[Start INPUT]
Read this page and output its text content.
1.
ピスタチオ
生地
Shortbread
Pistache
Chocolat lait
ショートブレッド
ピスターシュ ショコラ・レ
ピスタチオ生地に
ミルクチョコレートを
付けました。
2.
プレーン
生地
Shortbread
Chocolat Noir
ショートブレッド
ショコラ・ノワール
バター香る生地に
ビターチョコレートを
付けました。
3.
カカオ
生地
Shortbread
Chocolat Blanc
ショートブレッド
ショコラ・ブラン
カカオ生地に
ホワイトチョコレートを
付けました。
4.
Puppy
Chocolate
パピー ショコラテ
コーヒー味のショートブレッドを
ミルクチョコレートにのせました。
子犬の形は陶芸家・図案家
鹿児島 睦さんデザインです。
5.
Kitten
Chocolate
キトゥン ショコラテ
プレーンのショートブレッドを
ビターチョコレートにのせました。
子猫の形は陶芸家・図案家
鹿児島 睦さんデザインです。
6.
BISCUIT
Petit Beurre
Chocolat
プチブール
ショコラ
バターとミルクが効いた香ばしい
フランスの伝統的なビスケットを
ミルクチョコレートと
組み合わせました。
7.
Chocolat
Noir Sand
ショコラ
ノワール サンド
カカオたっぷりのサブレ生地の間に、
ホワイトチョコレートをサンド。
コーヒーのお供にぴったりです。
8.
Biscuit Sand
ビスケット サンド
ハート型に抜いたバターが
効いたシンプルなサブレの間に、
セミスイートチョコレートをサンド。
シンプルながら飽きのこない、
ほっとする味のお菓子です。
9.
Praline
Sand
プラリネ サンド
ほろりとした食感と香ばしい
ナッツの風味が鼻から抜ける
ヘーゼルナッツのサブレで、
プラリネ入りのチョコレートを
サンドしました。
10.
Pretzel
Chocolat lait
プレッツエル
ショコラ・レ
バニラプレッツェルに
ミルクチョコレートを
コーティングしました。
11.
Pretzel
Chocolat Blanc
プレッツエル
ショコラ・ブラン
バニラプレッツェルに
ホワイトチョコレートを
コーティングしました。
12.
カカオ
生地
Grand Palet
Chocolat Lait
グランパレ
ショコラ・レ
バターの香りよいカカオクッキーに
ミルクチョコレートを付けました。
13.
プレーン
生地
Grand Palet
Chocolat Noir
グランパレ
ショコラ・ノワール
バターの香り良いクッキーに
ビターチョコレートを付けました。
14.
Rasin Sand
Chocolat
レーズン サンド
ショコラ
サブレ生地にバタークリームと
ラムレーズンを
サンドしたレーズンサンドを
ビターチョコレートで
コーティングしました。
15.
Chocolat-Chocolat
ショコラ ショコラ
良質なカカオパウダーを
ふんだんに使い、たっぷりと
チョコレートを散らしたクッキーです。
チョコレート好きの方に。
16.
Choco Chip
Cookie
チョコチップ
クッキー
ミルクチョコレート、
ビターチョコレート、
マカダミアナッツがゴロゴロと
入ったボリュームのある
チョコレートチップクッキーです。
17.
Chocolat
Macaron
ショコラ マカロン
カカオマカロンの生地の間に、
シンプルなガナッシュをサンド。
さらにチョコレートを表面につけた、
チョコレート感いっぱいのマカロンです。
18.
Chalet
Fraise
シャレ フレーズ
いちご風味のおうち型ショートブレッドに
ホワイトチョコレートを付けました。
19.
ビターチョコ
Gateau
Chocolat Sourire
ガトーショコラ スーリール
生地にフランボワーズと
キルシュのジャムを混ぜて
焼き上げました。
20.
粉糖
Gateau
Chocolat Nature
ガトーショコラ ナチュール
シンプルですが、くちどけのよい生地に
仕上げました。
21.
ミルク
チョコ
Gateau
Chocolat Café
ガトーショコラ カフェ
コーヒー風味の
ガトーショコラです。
[End INPUT]
◆ **THE TASK**
Restate the data above exactly, keeping each word as it stands.

◆ **WORKED SOLUTION**
Read this page and output its text content.
1.
ピスタチオ
生地
Shortbread
Pistache
Chocolat lait
ショートブレッド
ピスターシュ ショコラ・レ
ピスタチオ生地に
ミルクチョコレートを
付けました。
2.
プレーン
生地
Shortbread
Chocolat Noir
ショートブレッド
ショコラ・ノワール
バター香る生地に
ビターチョコレートを
付けました。
3.
カカオ
生地
Shortbread
Chocolat Blanc
ショートブレッド
ショコラ・ブラン
カカオ生地に
ホワイトチョコレートを
付けました。
4.
Puppy
Chocolate
パピー ショコラテ
コーヒー味のショートブレッドを
ミルクチョコレートにのせました。
子犬の形は陶芸家・図案家
鹿児島 睦さんデザインです。
5.
Kitten
Chocolate
キトゥン ショコラテ
プレーンのショートブレッドを
ビターチョコレートにのせました。
子猫の形は陶芸家・図案家
鹿児島 睦さんデザインです。
6.
BISCUIT
Petit Beurre
Chocolat
プチブール
ショコラ
バターとミルクが効いた香ばしい
フランスの伝統的なビスケットを
ミルクチョコレートと
組み合わせました。
7.
Chocolat
Noir Sand
ショコラ
ノワール サンド
カカオたっぷりのサブレ生地の間に、
ホワイトチョコレートをサンド。
コーヒーのお供にぴったりです。
8.
Biscuit Sand
ビスケット サンド
ハート型に抜いたバターが
効いたシンプルなサブレの間に、
セミスイートチョコレートをサンド。
シンプルながら飽きのこない、
ほっとする味のお菓子です。
9.
Praline
Sand
プラリネ サンド
ほろりとした食感と香ばしい
ナッツの風味が鼻から抜ける
ヘーゼルナッツのサブレで、
プラリネ入りのチョコレートを
サンドしました。
10.
Pretzel
Chocolat lait
プレッツエル
ショコラ・レ
バニラプレッツェルに
ミルクチョコレートを
コーティングしました。
11.
Pretzel
Chocolat Blanc
プレッツエル
ショコラ・ブラン
バニラプレッツェルに
ホワイトチョコレートを
コーティングしました。
12.
カカオ
生地
Grand Palet
Chocolat Lait
グランパレ
ショコラ・レ
バターの香りよいカカオクッキーに
ミルクチョコレートを付けました。
13.
プレーン
生地
Grand Palet
Chocolat Noir
グランパレ
ショコラ・ノワール
バターの香り良いクッキーに
ビターチョコレートを付けました。
14.
Rasin Sand
Chocolat
レーズン サンド
ショコラ
サブレ生地にバタークリームと
ラムレーズンを
サンドしたレーズンサンドを
ビターチョコレートで
コーティングしました。
15.
Chocolat-Chocolat
ショコラ ショコラ
良質なカカオパウダーを
ふんだんに使い、たっぷりと
チョコレートを散らしたクッキーです。
チョコレート好きの方に。
16.
Choco Chip
Cookie
チョコチップ
クッキー
ミルクチョコレート、
ビターチョコレート、
マカダミアナッツがゴロゴロと
入ったボリュームのある
チョコレートチップクッキーです。
17.
Chocolat
Macaron
ショコラ マカロン
カカオマカロンの生地の間に、
シンプルなガナッシュをサンド。
さらにチョコレートを表面につけた、
チョコレート感いっぱいのマカロンです。
18.
Chalet
Fraise
シャレ フレーズ
いちご風味のおうち型ショートブレッドに
ホワイトチョコレートを付けました。
19.
ビターチョコ
Gateau
Chocolat Sourire
ガトーショコラ スーリール
生地にフランボワーズと
キルシュのジャムを混ぜて
焼き上げました。
20.
粉糖
Gateau
Chocolat Nature
ガトーショコラ ナチュール
シンプルですが、くちどけのよい生地に
仕上げました。
21.
ミルク
チョコ
Gateau
Chocolat Café
ガトーショコラ カフェ
コーヒー風味の
ガトーショコラです。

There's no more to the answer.